- **Goal**: Copy all lines of the listing that include the string "ПОЛУЧЕНЫ".

- **Source records**:
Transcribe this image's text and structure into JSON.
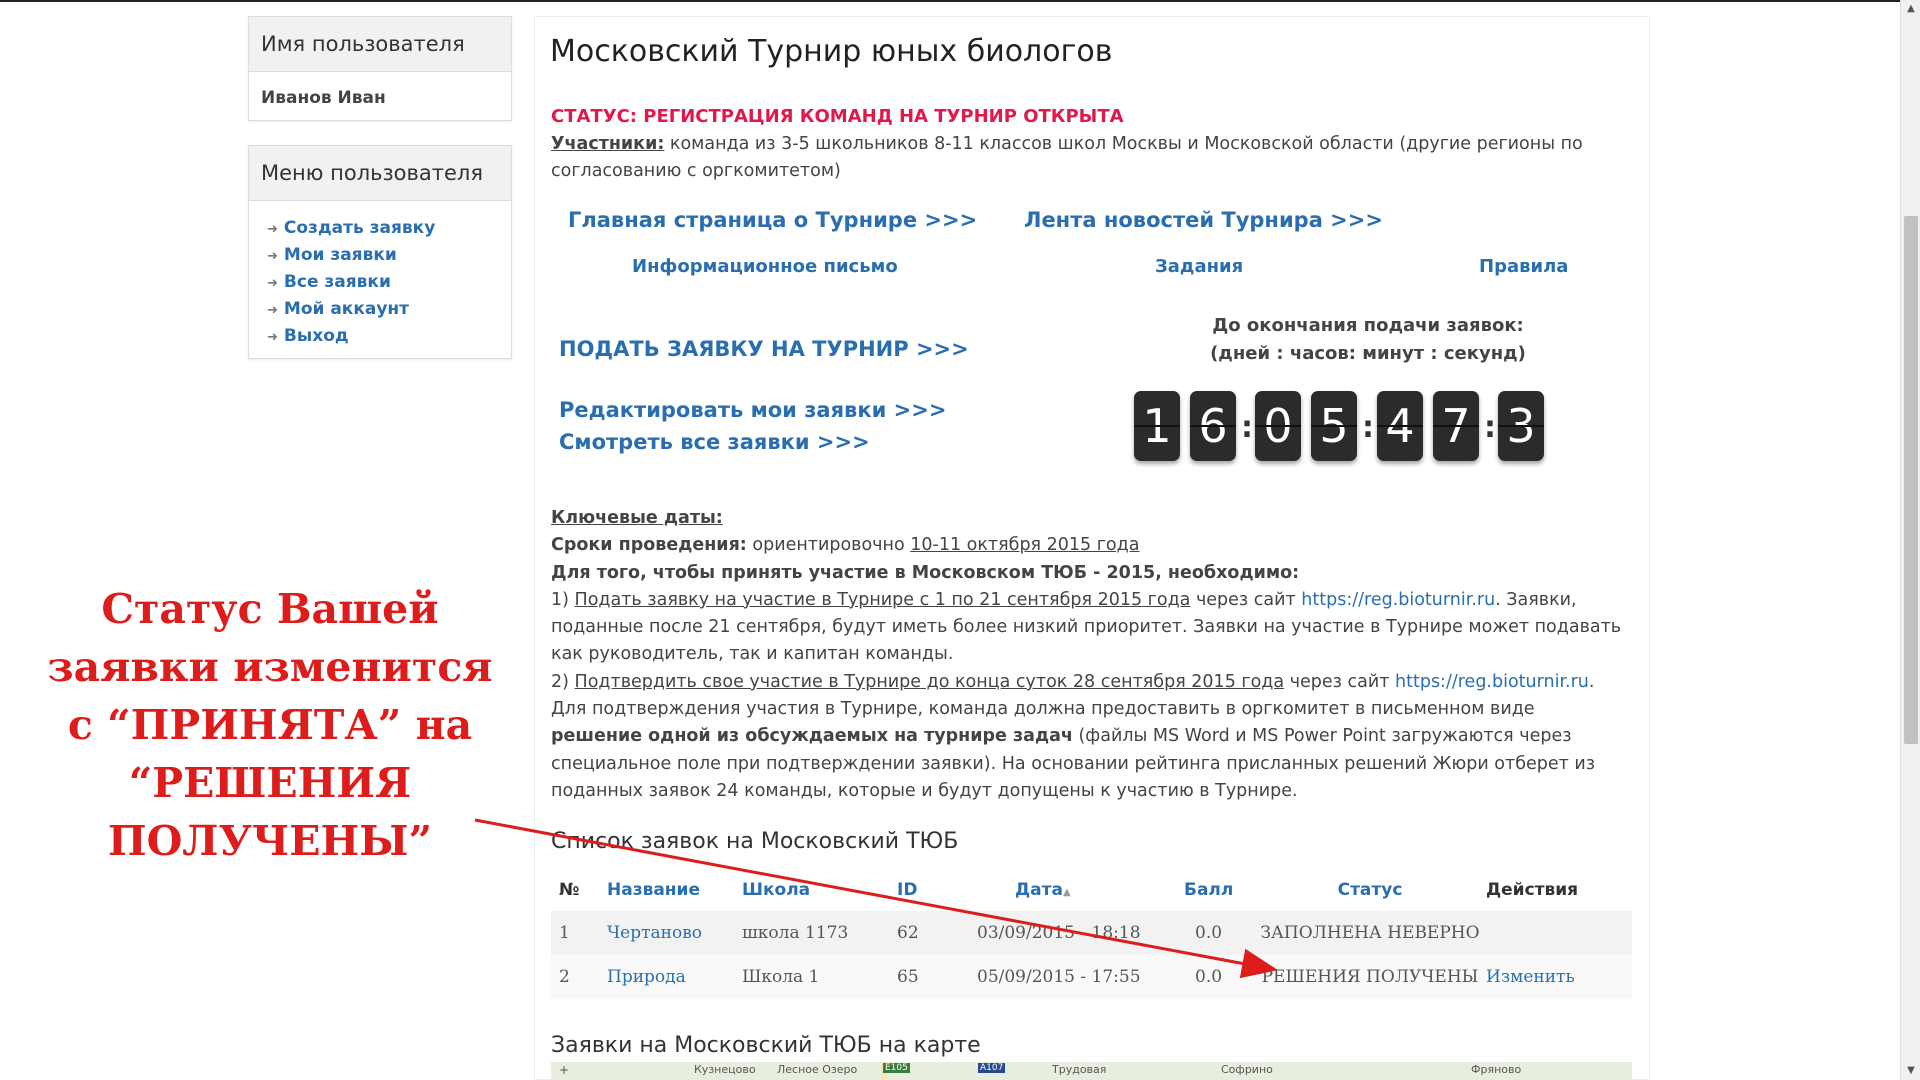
{
  "sidebar": {
    "user_block": {
      "title": "Имя пользователя",
      "name": "Иванов Иван"
    },
    "menu_block": {
      "title": "Меню пользователя",
      "items": [
        "Создать заявку",
        "Мои заявки",
        "Все заявки",
        "Мой аккаунт",
        "Выход"
      ]
    }
  },
  "main": {
    "title": "Московский Турнир юных биологов",
    "status": "СТАТУС: РЕГИСТРАЦИЯ КОМАНД НА ТУРНИР ОТКРЫТА",
    "participants_label": "Участники:",
    "participants_text": " команда из 3-5 школьников 8-11 классов школ Москвы и Московской области (другие регионы по согласованию с оргкомитетом)",
    "links": {
      "home": "Главная страница о Турнире >>>",
      "news": "Лента новостей Турнира >>>",
      "info_letter": "Информационное письмо",
      "tasks": "Задания",
      "rules": "Правила",
      "submit": "ПОДАТЬ ЗАЯВКУ НА ТУРНИР >>>",
      "edit": "Редактировать мои заявки >>>",
      "view_all": "Смотреть все заявки >>>"
    },
    "countdown": {
      "label_line1": "До окончания подачи заявок:",
      "label_line2": "(дней : часов: минут : секунд)",
      "digits": [
        "1",
        "6",
        "0",
        "5",
        "4",
        "7",
        "3"
      ]
    },
    "key_dates": {
      "heading": "Ключевые даты:",
      "period_label": "Сроки проведения:",
      "period_pre": " ориентировочно ",
      "period_dates": "10-11 октября 2015 года",
      "requirement": "Для того, чтобы принять участие в Московском ТЮБ - 2015, необходимо:",
      "step1_num": "1) ",
      "step1_link": "Подать заявку на участие в Турнире с 1 по 21 сентября 2015 года",
      "step1_mid": " через сайт ",
      "site": "https://reg.bioturnir.ru",
      "step1_rest": ". Заявки, поданные после 21 сентября, будут иметь более низкий приоритет. Заявки на участие в Турнире может подавать как руководитель, так и капитан команды.",
      "step2_num": "2) ",
      "step2_link": "Подтвердить свое участие в Турнире до конца суток 28 сентября 2015 года",
      "step2_mid": " через сайт ",
      "step2_after_site": ". Для подтверждения участия в Турнире, команда должна предоставить в оргкомитет в письменном виде ",
      "step2_bold": "решение одной из обсуждаемых на турнире задач",
      "step2_rest": " (файлы MS Word и MS Power Point загружаются через специальное поле при подтверждении заявки). На основании рейтинга присланных решений Жюри отберет из поданных заявок 24 команды, которые и будут допущены к участию в Турнире."
    },
    "list_title": "Список заявок на Московский ТЮБ",
    "table": {
      "headers": [
        "№",
        "Название",
        "Школа",
        "ID",
        "Дата",
        "Балл",
        "Статус",
        "Действия"
      ],
      "sort_icon": "▲",
      "rows": [
        {
          "num": "1",
          "name": "Чертаново",
          "school": "школа 1173",
          "id": "62",
          "date": "03/09/2015 - 18:18",
          "score": "0.0",
          "status": "ЗАПОЛНЕНА НЕВЕРНО",
          "action": ""
        },
        {
          "num": "2",
          "name": "Природа",
          "school": "Школа 1",
          "id": "65",
          "date": "05/09/2015 - 17:55",
          "score": "0.0",
          "status": "РЕШЕНИЯ ПОЛУЧЕНЫ",
          "action": "Изменить"
        }
      ]
    },
    "map_title": "Заявки на Московский ТЮБ на карте",
    "map_labels": [
      "Кузнецово",
      "Лесное Озеро",
      "E105",
      "A107",
      "Трудовая",
      "Софрино",
      "Фряново"
    ]
  },
  "annotation": {
    "lines": [
      "Статус Вашей",
      "заявки изменится",
      "с “ПРИНЯТА” на",
      "“РЕШЕНИЯ ПОЛУЧЕНЫ”"
    ],
    "color": "#dd1c1c"
  }
}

- **Correct response**:
          "status": "РЕШЕНИЯ ПОЛУЧЕНЫ",
      "“РЕШЕНИЯ ПОЛУЧЕНЫ”"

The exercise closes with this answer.